EXERCISE →
Below are records. Copy every line with "this" in it.

PROVIDED DATA →
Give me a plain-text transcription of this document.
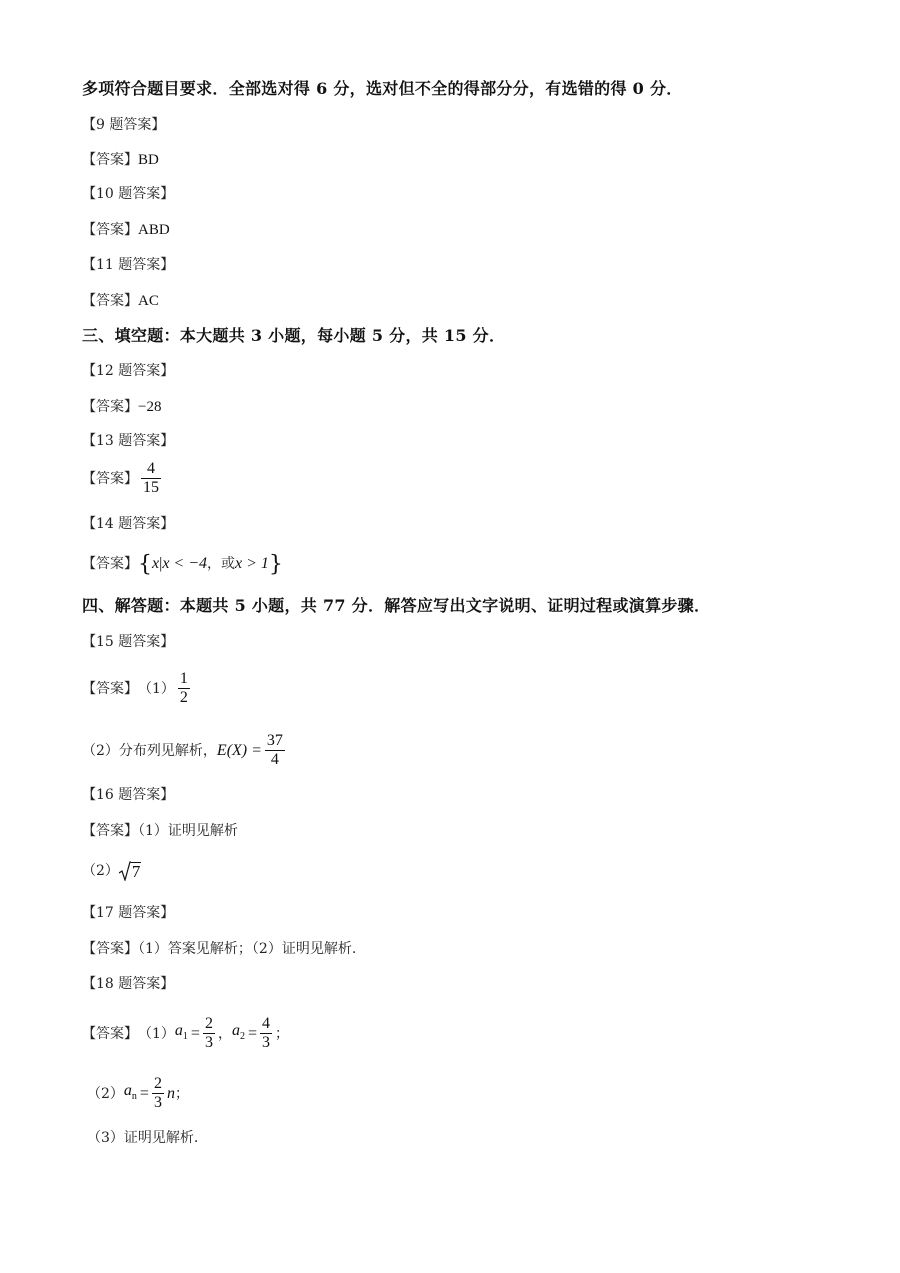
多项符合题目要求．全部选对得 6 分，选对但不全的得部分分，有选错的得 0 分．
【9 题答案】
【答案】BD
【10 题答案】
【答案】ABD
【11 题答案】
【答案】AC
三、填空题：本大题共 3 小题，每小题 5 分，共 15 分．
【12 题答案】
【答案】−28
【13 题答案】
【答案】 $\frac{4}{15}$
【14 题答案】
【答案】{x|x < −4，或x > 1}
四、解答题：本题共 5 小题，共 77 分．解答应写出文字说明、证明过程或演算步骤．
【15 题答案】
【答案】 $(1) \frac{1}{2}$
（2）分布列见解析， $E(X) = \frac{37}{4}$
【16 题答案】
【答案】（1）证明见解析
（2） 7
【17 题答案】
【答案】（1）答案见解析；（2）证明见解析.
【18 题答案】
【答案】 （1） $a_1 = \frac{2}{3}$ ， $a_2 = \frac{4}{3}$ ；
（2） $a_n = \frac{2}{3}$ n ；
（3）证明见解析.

--

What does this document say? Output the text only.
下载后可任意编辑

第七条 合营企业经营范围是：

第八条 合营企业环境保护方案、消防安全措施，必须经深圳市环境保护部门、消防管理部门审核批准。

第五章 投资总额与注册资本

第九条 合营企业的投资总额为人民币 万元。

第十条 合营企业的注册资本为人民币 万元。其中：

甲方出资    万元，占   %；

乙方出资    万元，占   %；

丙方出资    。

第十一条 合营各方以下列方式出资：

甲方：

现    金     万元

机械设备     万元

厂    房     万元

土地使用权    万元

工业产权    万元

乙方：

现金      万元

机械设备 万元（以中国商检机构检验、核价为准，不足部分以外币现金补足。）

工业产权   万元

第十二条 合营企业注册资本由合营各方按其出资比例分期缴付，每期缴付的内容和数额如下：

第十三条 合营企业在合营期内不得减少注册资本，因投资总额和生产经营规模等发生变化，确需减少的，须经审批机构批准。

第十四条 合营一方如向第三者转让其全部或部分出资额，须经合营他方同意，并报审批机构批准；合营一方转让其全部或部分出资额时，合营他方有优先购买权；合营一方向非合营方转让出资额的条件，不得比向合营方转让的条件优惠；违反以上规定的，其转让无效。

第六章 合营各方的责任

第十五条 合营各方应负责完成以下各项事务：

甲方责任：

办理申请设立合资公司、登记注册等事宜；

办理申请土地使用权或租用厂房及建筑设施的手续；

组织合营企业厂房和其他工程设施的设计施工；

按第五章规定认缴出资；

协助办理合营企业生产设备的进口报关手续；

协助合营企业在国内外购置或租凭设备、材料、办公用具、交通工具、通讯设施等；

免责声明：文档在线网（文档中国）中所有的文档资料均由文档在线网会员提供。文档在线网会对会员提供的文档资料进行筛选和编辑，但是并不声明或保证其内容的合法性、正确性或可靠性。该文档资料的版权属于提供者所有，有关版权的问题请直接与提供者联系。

THE ANSWER →
Give me a plain-text transcription of this document.
What does this document say? Output the text only.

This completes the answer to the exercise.